■ WRITTEN REQUEST ■
Write out the data below in full. Keep it exact.

Dataset listings of figures:
(begin)

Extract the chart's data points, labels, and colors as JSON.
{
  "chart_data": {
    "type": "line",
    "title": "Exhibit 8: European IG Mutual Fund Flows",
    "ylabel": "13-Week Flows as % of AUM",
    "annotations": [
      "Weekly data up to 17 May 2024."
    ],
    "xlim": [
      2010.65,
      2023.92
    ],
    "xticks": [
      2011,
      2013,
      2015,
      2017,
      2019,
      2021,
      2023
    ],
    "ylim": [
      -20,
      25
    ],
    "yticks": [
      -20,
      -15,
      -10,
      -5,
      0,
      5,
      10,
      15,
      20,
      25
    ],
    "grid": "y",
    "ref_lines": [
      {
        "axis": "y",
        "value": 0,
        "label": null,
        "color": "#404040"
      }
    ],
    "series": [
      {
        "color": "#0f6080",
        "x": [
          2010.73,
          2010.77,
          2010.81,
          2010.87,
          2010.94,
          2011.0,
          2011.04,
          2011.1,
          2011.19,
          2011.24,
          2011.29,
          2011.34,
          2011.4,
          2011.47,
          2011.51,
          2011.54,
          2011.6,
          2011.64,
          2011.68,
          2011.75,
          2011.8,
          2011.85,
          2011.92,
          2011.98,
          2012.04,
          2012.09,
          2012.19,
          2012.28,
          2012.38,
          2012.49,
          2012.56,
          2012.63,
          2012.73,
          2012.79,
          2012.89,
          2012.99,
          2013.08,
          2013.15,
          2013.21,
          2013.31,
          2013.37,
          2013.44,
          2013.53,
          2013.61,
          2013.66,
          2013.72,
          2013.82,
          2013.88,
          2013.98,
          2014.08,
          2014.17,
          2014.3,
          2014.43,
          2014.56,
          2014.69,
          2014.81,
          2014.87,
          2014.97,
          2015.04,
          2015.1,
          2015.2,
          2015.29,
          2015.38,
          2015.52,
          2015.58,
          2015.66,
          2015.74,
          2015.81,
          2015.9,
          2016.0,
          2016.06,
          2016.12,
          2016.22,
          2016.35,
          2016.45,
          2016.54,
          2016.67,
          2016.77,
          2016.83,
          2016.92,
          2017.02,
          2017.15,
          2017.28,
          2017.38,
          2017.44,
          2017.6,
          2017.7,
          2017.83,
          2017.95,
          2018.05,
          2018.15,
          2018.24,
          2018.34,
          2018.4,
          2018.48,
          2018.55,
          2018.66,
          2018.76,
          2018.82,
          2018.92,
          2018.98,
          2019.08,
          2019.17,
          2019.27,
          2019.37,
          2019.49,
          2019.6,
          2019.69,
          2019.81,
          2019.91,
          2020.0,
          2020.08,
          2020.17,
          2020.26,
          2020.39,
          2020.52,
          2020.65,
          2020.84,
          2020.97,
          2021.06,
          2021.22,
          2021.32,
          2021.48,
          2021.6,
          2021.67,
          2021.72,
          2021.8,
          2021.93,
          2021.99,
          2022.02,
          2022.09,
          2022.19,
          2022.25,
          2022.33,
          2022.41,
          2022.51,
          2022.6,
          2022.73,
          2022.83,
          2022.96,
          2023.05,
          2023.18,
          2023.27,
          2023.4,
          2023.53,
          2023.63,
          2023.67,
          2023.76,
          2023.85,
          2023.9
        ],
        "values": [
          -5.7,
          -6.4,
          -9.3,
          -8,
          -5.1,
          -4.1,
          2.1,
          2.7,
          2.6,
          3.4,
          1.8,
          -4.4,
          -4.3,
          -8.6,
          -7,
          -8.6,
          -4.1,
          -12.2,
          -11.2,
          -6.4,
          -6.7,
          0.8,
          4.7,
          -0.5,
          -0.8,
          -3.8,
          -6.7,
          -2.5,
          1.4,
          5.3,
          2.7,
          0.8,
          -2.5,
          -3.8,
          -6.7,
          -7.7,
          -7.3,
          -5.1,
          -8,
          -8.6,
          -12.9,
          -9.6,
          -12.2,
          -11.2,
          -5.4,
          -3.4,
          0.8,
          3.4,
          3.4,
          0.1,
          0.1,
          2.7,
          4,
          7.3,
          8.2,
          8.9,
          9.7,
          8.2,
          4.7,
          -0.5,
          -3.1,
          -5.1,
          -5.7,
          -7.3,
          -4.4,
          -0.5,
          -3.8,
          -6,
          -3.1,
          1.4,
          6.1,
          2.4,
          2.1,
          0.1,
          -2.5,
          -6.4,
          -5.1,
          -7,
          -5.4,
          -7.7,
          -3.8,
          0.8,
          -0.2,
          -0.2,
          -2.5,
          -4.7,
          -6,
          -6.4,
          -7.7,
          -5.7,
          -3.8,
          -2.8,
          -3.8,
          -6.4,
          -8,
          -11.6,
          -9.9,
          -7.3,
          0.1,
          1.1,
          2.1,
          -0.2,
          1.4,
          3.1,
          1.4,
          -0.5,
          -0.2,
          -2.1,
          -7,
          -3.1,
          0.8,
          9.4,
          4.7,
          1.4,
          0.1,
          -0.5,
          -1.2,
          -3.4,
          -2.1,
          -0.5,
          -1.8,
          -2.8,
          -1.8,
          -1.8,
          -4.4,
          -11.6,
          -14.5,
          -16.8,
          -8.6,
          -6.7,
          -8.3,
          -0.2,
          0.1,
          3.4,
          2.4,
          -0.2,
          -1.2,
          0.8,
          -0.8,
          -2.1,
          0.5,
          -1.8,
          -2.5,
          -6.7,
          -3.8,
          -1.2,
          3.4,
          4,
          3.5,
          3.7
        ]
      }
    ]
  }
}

(end)

■ WORKED SOLUTION ■
Extract the chart's data points, labels, and colors as JSON.
{
  "chart_data": {
    "type": "line",
    "title": "Exhibit 8: European IG Mutual Fund Flows",
    "ylabel": "13-Week Flows as % of AUM",
    "annotations": [
      "Weekly data up to 17 May 2024."
    ],
    "xlim": [
      2010.65,
      2023.92
    ],
    "xticks": [
      2011,
      2013,
      2015,
      2017,
      2019,
      2021,
      2023
    ],
    "ylim": [
      -20,
      25
    ],
    "yticks": [
      -20,
      -15,
      -10,
      -5,
      0,
      5,
      10,
      15,
      20,
      25
    ],
    "grid": "y",
    "ref_lines": [
      {
        "axis": "y",
        "value": 0,
        "label": null,
        "color": "#404040"
      }
    ],
    "series": [
      {
        "color": "#0f6080",
        "x": [
          2010.73,
          2010.77,
          2010.81,
          2010.87,
          2010.94,
          2011.0,
          2011.04,
          2011.1,
          2011.19,
          2011.24,
          2011.29,
          2011.34,
          2011.4,
          2011.47,
          2011.51,
          2011.54,
          2011.6,
          2011.64,
          2011.68,
          2011.75,
          2011.8,
          2011.85,
          2011.92,
          2011.98,
          2012.04,
          2012.09,
          2012.19,
          2012.28,
          2012.38,
          2012.49,
          2012.56,
          2012.63,
          2012.73,
          2012.79,
          2012.89,
          2012.99,
          2013.08,
          2013.15,
          2013.21,
          2013.31,
          2013.37,
          2013.44,
          2013.53,
          2013.61,
          2013.66,
          2013.72,
          2013.82,
          2013.88,
          2013.98,
          2014.08,
          2014.17,
          2014.3,
          2014.43,
          2014.56,
          2014.69,
          2014.81,
          2014.87,
          2014.97,
          2015.04,
          2015.1,
          2015.2,
          2015.29,
          2015.38,
          2015.52,
          2015.58,
          2015.66,
          2015.74,
          2015.81,
          2015.9,
          2016.0,
          2016.06,
          2016.12,
          2016.22,
          2016.35,
          2016.45,
          2016.54,
          2016.67,
          2016.77,
          2016.83,
          2016.92,
          2017.02,
          2017.15,
          2017.28,
          2017.38,
          2017.44,
          2017.6,
          2017.7,
          2017.83,
          2017.95,
          2018.05,
          2018.15,
          2018.24,
          2018.34,
          2018.4,
          2018.48,
          2018.55,
          2018.66,
          2018.76,
          2018.82,
          2018.92,
          2018.98,
          2019.08,
          2019.17,
          2019.27,
          2019.37,
          2019.49,
          2019.6,
          2019.69,
          2019.81,
          2019.91,
          2020.0,
          2020.08,
          2020.17,
          2020.26,
          2020.39,
          2020.52,
          2020.65,
          2020.84,
          2020.97,
          2021.06,
          2021.22,
          2021.32,
          2021.48,
          2021.6,
          2021.67,
          2021.72,
          2021.8,
          2021.93,
          2021.99,
          2022.02,
          2022.09,
          2022.19,
          2022.25,
          2022.33,
          2022.41,
          2022.51,
          2022.6,
          2022.73,
          2022.83,
          2022.96,
          2023.05,
          2023.18,
          2023.27,
          2023.4,
          2023.53,
          2023.63,
          2023.67,
          2023.76,
          2023.85,
          2023.9
        ],
        "values": [
          -5.7,
          -6.4,
          -9.3,
          -8,
          -5.1,
          -4.1,
          2.1,
          2.7,
          2.6,
          3.4,
          1.8,
          -4.4,
          -4.3,
          -8.6,
          -7,
          -8.6,
          -4.1,
          -12.2,
          -11.2,
          -6.4,
          -6.7,
          0.8,
          4.7,
          -0.5,
          -0.8,
          -3.8,
          -6.7,
          -2.5,
          1.4,
          5.3,
          2.7,
          0.8,
          -2.5,
          -3.8,
          -6.7,
          -7.7,
          -7.3,
          -5.1,
          -8,
          -8.6,
          -12.9,
          -9.6,
          -12.2,
          -11.2,
          -5.4,
          -3.4,
          0.8,
          3.4,
          3.4,
          0.1,
          0.1,
          2.7,
          4,
          7.3,
          8.2,
          8.9,
          9.7,
          8.2,
          4.7,
          -0.5,
          -3.1,
          -5.1,
          -5.7,
          -7.3,
          -4.4,
          -0.5,
          -3.8,
          -6,
          -3.1,
          1.4,
          6.1,
          2.4,
          2.1,
          0.1,
          -2.5,
          -6.4,
          -5.1,
          -7,
          -5.4,
          -7.7,
          -3.8,
          0.8,
          -0.2,
          -0.2,
          -2.5,
          -4.7,
          -6,
          -6.4,
          -7.7,
          -5.7,
          -3.8,
          -2.8,
          -3.8,
          -6.4,
          -8,
          -11.6,
          -9.9,
          -7.3,
          0.1,
          1.1,
          2.1,
          -0.2,
          1.4,
          3.1,
          1.4,
          -0.5,
          -0.2,
          -2.1,
          -7,
          -3.1,
          0.8,
          9.4,
          4.7,
          1.4,
          0.1,
          -0.5,
          -1.2,
          -3.4,
          -2.1,
          -0.5,
          -1.8,
          -2.8,
          -1.8,
          -1.8,
          -4.4,
          -11.6,
          -14.5,
          -16.8,
          -8.6,
          -6.7,
          -8.3,
          -0.2,
          0.1,
          3.4,
          2.4,
          -0.2,
          -1.2,
          0.8,
          -0.8,
          -2.1,
          0.5,
          -1.8,
          -2.5,
          -6.7,
          -3.8,
          -1.2,
          3.4,
          4,
          3.5,
          3.7
        ]
      }
    ]
  }
}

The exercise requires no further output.